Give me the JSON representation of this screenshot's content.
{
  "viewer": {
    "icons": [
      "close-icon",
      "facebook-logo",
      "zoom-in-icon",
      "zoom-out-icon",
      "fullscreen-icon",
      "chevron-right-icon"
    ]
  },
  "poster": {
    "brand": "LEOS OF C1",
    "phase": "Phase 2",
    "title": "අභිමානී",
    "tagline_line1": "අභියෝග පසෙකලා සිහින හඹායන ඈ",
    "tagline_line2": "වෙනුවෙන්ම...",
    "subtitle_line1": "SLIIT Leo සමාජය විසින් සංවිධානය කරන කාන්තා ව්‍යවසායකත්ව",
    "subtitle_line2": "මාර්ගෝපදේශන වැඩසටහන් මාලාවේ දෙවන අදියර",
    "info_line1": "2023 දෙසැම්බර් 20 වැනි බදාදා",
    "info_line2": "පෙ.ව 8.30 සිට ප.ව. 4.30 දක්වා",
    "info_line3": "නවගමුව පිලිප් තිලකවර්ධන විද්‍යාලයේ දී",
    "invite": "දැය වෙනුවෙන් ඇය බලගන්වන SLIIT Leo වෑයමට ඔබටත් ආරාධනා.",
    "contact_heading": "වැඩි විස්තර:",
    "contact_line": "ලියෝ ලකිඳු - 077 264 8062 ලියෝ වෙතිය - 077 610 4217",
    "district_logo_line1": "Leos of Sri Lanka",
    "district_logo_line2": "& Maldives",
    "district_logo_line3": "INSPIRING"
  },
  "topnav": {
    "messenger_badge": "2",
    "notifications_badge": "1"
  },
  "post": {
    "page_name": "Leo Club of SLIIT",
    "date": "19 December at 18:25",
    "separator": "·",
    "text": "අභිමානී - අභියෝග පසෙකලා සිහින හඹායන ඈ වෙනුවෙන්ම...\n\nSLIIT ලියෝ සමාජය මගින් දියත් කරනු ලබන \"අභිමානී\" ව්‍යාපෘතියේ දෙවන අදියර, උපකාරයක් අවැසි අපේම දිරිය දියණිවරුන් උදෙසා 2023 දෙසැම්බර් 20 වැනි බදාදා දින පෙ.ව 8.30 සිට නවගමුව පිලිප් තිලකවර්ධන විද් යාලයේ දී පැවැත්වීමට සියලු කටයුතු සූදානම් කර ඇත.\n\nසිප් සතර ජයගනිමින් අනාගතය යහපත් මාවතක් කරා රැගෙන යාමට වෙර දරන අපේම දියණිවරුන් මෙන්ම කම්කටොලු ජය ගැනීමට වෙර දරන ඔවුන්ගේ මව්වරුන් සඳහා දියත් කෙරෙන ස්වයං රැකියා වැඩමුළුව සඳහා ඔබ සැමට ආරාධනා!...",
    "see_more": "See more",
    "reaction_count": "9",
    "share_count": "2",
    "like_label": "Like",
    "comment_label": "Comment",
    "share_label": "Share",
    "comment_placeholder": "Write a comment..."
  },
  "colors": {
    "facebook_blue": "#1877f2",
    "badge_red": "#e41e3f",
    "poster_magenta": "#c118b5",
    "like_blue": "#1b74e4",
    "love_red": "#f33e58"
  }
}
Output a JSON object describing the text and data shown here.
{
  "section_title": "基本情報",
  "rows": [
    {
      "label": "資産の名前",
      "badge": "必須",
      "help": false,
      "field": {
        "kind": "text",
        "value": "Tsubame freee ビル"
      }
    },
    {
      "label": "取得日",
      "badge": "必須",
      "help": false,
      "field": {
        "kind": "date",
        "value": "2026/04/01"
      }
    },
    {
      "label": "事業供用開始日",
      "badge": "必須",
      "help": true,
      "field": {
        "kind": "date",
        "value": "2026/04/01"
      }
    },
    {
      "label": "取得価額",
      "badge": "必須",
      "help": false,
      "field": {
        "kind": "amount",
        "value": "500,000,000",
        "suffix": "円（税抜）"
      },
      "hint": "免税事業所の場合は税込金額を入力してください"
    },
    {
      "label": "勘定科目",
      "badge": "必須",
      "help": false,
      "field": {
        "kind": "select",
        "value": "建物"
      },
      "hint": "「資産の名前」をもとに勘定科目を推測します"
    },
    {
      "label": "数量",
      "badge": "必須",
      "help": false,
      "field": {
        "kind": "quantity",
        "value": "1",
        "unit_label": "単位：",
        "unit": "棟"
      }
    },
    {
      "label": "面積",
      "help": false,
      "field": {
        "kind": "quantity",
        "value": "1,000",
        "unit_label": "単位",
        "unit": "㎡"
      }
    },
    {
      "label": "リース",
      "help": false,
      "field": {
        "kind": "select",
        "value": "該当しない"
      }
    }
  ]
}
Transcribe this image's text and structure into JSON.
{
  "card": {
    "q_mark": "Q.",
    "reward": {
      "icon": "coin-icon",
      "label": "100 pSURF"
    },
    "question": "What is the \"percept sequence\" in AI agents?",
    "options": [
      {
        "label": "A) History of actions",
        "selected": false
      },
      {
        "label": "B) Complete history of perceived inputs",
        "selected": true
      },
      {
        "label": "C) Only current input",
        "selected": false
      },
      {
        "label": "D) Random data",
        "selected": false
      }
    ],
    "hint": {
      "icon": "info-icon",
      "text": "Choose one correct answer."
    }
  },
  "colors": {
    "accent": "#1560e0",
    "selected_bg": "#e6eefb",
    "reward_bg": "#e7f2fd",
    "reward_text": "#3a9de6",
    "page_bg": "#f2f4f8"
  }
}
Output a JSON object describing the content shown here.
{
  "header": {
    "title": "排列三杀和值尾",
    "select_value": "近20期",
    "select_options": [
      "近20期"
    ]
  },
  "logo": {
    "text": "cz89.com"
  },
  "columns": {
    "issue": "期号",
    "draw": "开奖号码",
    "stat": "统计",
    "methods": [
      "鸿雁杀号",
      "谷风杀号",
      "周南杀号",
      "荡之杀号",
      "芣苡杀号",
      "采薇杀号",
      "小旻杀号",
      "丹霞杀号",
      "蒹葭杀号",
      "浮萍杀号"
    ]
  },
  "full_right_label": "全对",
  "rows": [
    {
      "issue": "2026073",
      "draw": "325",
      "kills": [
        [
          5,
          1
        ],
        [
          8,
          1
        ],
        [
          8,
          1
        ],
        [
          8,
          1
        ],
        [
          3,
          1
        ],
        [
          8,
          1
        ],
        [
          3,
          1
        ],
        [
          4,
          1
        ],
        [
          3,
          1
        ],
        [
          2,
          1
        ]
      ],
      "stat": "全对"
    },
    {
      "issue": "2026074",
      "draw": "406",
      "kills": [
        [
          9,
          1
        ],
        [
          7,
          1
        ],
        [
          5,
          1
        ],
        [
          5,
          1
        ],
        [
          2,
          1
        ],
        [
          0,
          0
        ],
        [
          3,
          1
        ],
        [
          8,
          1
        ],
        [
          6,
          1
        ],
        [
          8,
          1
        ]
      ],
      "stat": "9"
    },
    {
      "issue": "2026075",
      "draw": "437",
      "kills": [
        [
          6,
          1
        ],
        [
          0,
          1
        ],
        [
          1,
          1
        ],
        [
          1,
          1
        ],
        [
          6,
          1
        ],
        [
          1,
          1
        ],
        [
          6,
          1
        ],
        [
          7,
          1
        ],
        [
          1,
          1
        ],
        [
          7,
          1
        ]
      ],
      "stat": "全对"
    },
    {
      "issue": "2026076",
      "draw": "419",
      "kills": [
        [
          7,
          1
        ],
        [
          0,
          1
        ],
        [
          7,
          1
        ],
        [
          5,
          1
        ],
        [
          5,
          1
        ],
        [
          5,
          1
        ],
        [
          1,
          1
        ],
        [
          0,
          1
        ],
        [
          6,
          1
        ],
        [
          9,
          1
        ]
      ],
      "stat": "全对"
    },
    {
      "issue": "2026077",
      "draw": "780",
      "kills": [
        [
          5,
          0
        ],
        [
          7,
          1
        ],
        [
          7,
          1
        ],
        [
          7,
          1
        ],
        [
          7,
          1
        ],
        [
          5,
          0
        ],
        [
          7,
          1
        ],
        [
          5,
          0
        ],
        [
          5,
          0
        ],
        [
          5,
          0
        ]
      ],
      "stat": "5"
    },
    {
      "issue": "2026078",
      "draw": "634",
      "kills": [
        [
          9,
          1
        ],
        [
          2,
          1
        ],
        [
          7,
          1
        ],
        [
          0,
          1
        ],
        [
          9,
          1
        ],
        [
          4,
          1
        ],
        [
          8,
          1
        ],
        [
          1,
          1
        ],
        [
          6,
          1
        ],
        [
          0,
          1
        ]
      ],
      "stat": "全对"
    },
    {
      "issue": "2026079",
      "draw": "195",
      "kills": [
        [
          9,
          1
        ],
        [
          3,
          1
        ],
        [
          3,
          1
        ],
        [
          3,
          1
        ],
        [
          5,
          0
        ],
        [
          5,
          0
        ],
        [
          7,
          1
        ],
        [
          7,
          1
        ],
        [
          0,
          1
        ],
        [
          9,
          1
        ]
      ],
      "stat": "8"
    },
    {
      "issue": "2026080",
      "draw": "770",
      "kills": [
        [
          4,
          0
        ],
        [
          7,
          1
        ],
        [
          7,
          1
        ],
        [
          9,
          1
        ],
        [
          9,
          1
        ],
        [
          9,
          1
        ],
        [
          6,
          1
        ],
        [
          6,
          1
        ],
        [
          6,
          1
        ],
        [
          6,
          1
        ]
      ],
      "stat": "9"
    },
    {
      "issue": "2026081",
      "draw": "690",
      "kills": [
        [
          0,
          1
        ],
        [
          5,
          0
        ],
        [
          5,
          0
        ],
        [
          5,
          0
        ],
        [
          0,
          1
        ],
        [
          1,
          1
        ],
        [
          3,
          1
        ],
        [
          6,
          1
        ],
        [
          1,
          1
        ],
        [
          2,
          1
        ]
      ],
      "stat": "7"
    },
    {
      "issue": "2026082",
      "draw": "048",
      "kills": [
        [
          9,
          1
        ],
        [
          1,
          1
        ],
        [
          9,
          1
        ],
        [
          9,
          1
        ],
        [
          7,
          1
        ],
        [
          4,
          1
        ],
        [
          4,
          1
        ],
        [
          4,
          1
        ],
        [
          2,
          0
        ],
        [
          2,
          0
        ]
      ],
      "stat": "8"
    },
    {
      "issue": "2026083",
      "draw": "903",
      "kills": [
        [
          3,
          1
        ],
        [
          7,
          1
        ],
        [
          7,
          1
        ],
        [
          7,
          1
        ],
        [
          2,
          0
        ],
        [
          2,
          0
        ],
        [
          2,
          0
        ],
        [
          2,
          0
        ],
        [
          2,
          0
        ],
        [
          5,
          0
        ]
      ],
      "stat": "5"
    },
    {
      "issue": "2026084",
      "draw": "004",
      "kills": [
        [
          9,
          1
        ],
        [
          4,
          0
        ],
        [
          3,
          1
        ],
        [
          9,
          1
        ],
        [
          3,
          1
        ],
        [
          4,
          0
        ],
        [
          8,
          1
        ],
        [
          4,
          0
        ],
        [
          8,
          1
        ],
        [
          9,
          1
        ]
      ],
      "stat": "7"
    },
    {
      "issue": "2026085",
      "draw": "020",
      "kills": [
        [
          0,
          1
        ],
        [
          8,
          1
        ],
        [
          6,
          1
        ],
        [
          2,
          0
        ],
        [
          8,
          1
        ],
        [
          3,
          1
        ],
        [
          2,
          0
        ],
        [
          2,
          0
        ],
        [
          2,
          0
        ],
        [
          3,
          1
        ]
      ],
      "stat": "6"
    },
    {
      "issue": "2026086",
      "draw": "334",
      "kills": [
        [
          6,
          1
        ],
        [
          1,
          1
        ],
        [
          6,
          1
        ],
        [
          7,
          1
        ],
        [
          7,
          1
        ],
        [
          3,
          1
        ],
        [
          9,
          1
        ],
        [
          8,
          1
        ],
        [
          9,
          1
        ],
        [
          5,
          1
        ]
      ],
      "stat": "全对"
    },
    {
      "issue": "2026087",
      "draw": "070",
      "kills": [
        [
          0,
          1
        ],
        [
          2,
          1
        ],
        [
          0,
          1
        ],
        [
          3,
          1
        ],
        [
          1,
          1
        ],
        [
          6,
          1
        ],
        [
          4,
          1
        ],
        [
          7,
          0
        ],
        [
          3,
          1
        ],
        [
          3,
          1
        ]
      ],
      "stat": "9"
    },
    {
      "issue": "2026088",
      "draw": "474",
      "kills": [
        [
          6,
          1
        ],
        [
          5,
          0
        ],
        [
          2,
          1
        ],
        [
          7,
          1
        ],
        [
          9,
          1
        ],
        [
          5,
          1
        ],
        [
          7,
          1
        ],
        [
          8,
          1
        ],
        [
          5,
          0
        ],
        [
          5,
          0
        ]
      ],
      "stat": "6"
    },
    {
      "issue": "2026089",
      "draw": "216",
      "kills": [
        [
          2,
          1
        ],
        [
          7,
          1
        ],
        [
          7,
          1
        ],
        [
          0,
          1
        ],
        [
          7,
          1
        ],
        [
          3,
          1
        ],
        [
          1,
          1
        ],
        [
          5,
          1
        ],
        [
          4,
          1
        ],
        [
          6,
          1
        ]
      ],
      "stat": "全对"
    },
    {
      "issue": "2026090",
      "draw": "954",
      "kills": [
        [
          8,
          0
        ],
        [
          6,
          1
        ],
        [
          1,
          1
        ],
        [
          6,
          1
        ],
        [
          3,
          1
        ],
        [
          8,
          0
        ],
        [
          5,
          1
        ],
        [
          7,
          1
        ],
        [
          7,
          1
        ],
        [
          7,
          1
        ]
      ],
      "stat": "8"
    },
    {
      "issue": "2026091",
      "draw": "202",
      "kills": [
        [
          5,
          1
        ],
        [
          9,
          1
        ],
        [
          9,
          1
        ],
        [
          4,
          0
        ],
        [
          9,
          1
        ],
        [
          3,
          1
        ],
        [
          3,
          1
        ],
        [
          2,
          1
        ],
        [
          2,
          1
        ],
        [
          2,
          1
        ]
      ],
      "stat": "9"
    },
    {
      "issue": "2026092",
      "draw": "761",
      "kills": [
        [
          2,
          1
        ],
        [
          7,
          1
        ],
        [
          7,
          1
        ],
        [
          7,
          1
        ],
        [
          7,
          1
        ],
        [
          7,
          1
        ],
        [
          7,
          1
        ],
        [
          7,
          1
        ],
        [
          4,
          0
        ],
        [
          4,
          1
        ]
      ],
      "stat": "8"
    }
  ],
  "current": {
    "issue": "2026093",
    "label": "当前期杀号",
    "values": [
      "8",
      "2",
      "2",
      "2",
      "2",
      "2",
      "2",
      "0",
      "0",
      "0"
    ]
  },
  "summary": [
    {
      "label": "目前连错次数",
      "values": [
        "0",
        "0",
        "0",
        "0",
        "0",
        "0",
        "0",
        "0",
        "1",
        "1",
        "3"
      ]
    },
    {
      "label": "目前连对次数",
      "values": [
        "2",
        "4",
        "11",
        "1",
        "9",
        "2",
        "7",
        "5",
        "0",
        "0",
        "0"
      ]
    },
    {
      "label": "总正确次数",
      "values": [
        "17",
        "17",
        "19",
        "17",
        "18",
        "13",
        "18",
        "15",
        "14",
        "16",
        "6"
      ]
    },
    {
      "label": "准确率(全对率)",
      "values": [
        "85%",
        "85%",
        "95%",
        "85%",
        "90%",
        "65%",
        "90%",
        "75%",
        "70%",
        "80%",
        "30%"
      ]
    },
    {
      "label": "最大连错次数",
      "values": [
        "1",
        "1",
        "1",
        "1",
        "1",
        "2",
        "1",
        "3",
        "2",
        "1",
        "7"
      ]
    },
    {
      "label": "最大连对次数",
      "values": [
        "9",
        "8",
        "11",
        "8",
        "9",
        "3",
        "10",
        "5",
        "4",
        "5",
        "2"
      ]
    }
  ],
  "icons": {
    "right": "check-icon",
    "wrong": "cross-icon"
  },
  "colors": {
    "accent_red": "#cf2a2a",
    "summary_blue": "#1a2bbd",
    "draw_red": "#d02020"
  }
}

____________________

SHORT TASK
Which lines include the word "data"? Copy every one of them.

RESULT OF THE TASK
Output a JSON object describing the text and data shown here.
        "label": "D) Random data",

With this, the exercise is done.